Last night was the last practice session before the UVic undergraduate programming competition on Saturday. We had a decent turn out of 11 people and I heard from a few people that are coming to the competition but couldn’t make it last night. I’m guessing we’ll have about 15 people on the weekend.
I had the students do some old contest problems that Nathan Scott and I wrote back at UNB. There were five problems in total, both Dan and Scott solved three, a few solved two and everyone solved at least one. Dan got a fourth problem completed after the end of the practice.
The first three problems were pretty easy, but trickier than the easiest problems I’ve had the students do in the past. In the first, you have to simulate the process of determining who won a programming contest. This involved reading in people’s names, the time it took them to solve a given problem and how many submissions it took. Then you needed a little logic to calculate their total problems solved plus time taken.
We had some unforeseen issues with this problem. It turned out there was a mistake in the judge’s input where one case was larger than what was specified in the problem. This was causing a lot of people’s code to either crash or run forever. Unfortunately, we didn’t realize this until an hour or so of the student’s spinning their heels trying to debug something that wasn’t a bug.

### Source material
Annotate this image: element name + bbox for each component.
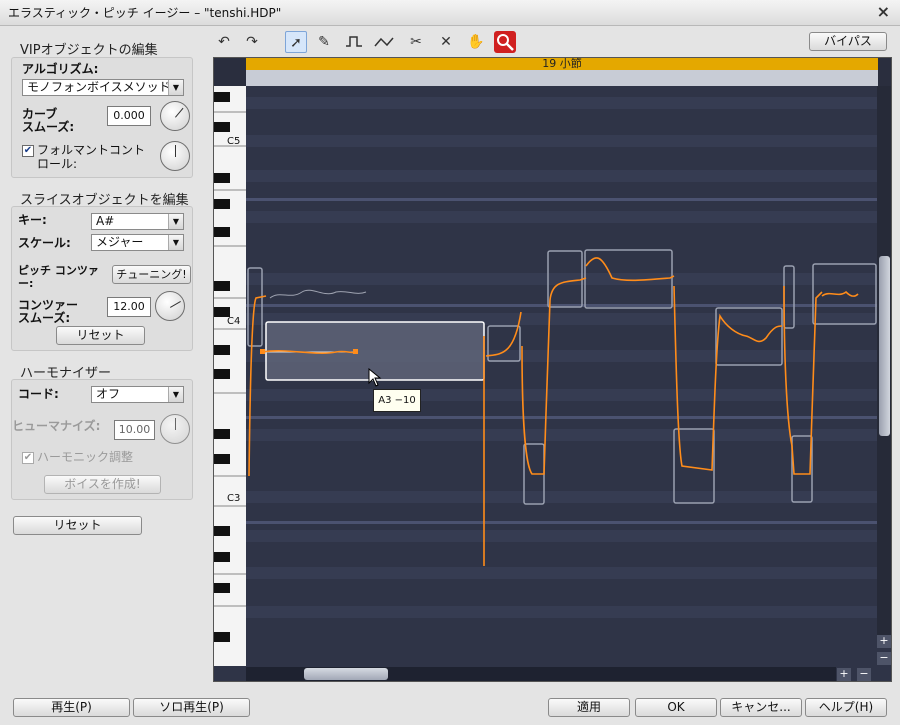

### Exercise task
Transcribe the practice-session post word for word, starting at the words "I had the students" and ending after "plus time taken.".

### Output for this task
I had the students do some old contest problems that Nathan Scott and I wrote back at UNB. There were five problems in total, both Dan and Scott solved three, a few solved two and everyone solved at least one. Dan got a fourth problem completed after the end of the practice.
The first three problems were pretty easy, but trickier than the easiest problems I’ve had the students do in the past. In the first, you have to simulate the process of determining who won a programming contest. This involved reading in people’s names, the time it took them to solve a given problem and how many submissions it took. Then you needed a little logic to calculate their total problems solved plus time taken.